[Collected data entries]

----------------

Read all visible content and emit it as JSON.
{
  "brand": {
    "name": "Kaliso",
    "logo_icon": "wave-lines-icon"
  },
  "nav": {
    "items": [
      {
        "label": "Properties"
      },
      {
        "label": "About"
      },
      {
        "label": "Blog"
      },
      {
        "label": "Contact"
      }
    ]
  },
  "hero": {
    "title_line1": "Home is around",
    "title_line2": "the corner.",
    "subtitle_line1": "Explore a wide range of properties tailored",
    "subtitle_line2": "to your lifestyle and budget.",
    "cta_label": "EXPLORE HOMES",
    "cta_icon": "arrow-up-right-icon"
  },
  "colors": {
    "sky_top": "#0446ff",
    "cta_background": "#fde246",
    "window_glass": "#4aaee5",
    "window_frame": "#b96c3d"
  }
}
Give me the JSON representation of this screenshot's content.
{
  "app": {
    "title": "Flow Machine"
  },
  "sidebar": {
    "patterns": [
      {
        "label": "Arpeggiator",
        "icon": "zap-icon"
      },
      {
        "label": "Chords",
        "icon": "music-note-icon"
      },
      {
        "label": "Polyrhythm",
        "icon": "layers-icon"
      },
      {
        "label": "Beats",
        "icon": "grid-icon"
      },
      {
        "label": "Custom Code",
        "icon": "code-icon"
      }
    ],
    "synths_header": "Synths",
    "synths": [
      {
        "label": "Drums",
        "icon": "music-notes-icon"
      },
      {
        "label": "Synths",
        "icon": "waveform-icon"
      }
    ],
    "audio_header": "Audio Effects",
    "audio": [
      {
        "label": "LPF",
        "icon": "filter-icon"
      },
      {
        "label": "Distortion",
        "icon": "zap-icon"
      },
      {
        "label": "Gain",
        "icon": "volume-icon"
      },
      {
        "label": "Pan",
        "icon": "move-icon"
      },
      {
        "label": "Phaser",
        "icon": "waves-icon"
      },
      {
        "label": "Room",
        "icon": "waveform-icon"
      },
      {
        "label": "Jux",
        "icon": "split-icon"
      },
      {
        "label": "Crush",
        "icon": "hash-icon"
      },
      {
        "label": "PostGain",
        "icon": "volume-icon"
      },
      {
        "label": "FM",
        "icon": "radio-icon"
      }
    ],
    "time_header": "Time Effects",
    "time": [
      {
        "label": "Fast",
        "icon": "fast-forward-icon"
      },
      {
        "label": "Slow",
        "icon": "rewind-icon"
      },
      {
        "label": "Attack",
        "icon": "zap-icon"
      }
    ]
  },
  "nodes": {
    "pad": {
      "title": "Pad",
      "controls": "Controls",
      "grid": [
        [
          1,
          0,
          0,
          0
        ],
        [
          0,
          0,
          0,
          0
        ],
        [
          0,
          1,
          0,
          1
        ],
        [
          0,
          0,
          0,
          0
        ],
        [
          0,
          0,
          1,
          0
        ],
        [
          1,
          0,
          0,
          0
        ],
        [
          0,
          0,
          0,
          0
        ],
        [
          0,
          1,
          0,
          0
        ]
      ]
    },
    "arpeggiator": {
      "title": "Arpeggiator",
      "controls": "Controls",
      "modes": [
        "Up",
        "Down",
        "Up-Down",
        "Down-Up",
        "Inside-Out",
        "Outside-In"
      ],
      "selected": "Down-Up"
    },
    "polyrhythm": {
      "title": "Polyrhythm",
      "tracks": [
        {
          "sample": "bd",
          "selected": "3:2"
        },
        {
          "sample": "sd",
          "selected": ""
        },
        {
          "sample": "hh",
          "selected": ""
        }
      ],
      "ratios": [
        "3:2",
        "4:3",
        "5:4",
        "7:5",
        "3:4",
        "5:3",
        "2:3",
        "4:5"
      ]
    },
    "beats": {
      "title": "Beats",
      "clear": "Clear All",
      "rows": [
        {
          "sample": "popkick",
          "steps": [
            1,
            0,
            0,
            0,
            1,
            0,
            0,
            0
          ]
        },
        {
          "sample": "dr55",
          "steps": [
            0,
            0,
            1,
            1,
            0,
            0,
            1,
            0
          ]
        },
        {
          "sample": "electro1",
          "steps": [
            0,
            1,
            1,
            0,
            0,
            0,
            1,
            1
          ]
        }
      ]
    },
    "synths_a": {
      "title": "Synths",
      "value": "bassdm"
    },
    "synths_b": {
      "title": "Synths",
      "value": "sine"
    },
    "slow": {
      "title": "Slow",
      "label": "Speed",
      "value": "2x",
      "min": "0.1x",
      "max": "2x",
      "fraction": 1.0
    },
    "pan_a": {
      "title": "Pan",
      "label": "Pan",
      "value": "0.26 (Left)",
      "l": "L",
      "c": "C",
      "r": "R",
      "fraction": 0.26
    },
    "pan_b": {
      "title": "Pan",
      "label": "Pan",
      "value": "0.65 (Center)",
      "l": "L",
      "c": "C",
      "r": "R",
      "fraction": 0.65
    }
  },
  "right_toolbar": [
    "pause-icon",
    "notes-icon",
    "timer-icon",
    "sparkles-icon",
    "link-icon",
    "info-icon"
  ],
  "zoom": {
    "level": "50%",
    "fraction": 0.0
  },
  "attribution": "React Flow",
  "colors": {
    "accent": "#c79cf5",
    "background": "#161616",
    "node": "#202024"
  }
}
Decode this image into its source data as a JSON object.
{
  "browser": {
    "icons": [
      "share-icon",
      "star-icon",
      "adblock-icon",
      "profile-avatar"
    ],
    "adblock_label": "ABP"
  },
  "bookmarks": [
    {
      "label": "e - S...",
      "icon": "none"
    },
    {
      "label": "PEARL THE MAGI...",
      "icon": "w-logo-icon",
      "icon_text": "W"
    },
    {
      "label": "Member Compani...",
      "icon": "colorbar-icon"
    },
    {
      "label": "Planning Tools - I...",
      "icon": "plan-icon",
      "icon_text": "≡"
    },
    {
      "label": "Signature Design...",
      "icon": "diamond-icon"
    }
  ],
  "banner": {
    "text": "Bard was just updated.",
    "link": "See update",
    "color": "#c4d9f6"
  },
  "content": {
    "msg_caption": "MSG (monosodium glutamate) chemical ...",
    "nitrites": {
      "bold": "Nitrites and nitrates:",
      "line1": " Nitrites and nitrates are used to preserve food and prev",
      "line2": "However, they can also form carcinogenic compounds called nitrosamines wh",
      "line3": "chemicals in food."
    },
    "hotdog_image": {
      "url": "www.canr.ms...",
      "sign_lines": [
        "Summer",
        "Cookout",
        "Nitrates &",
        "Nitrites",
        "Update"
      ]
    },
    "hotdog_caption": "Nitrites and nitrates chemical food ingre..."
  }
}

----------------

**Stated exercise**
Every line containing the string "food" must be listed.

**Exercise output**
      "line1": " Nitrites and nitrates are used to preserve food and prev",
      "line3": "chemicals in food."
    "hotdog_caption": "Nitrites and nitrates chemical food ingre..."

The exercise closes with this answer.